> _TASK TO CARRY OUT_
Transcribe every entry word for word, leaving out all images.

Dataset items:
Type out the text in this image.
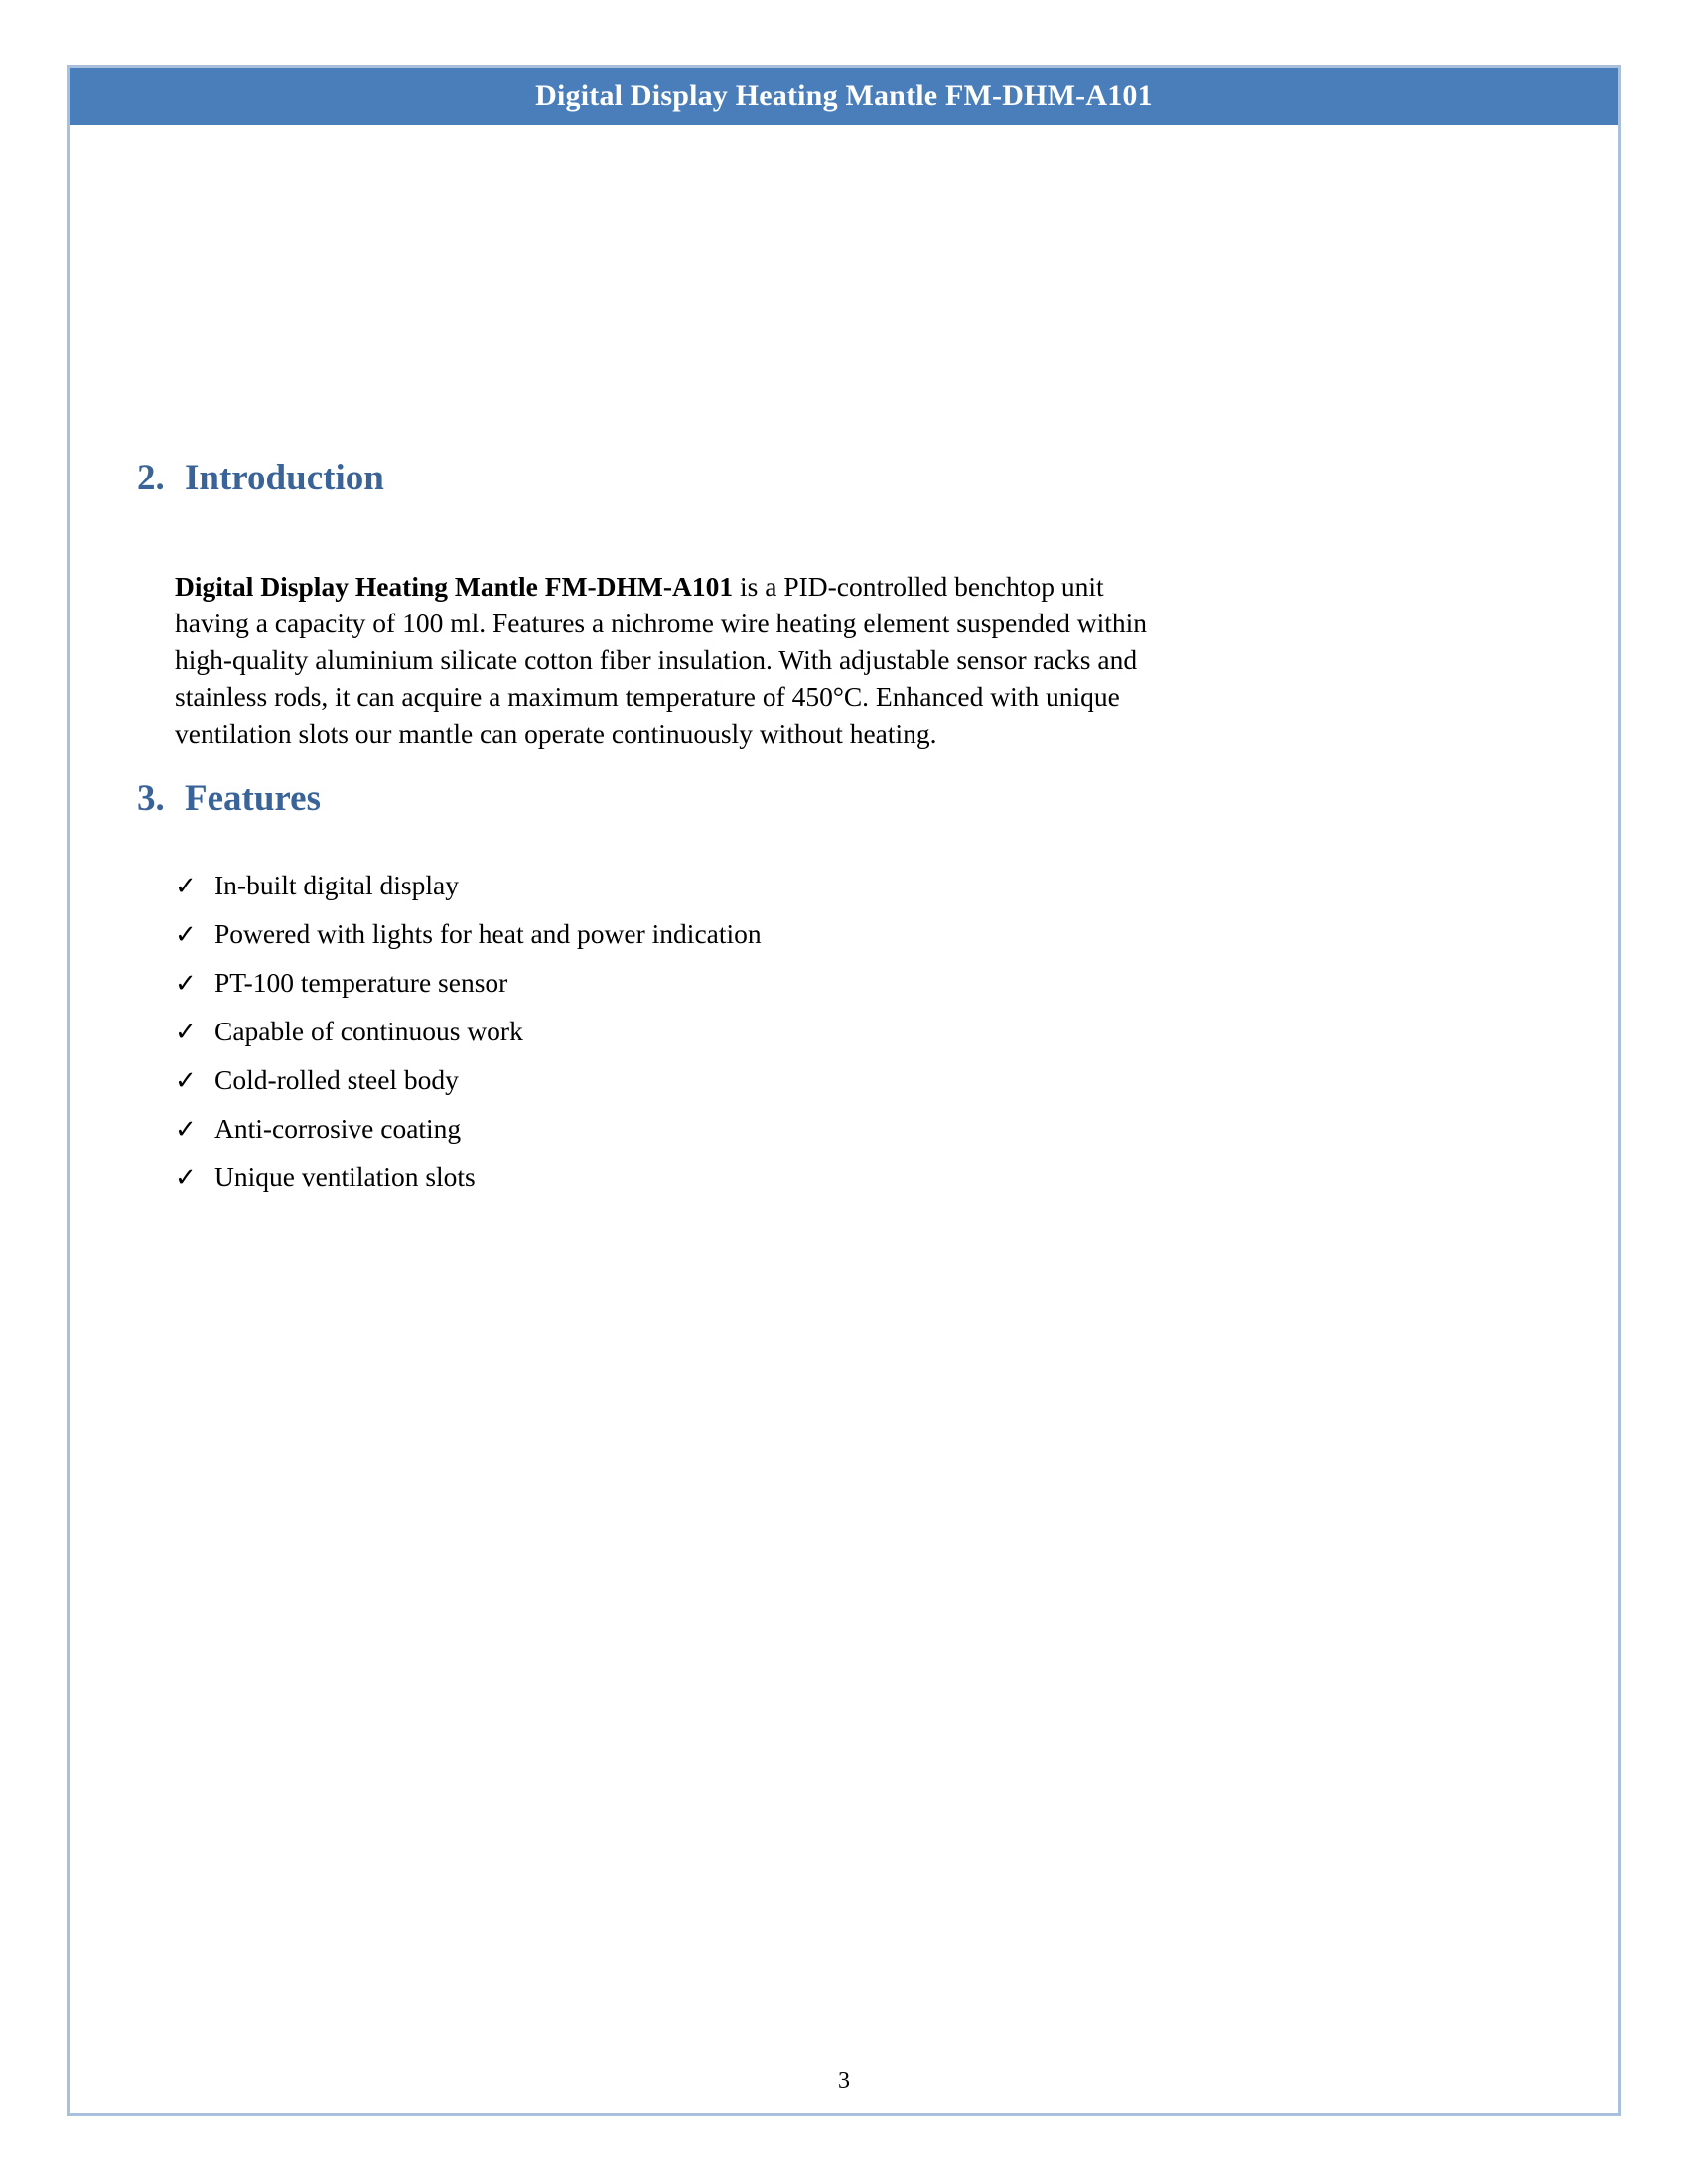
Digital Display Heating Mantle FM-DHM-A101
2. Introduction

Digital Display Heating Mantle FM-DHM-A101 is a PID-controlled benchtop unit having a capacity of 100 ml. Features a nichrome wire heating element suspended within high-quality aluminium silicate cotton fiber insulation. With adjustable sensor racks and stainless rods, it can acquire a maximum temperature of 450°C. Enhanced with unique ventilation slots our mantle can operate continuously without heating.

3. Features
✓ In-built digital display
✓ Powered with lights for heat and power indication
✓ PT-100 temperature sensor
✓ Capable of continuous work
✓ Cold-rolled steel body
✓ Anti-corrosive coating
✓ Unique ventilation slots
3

> _CORRECT RESULT_
Type out the text in this image.
Digital Display Heating Mantle FM-DHM-A101
2. Introduction

Digital Display Heating Mantle FM-DHM-A101 is a PID-controlled benchtop unit having a capacity of 100 ml. Features a nichrome wire heating element suspended within high-quality aluminium silicate cotton fiber insulation. With adjustable sensor racks and stainless rods, it can acquire a maximum temperature of 450°C. Enhanced with unique ventilation slots our mantle can operate continuously without heating.

3. Features
✓ In-built digital display
✓ Powered with lights for heat and power indication
✓ PT-100 temperature sensor
✓ Capable of continuous work
✓ Cold-rolled steel body
✓ Anti-corrosive coating
✓ Unique ventilation slots
3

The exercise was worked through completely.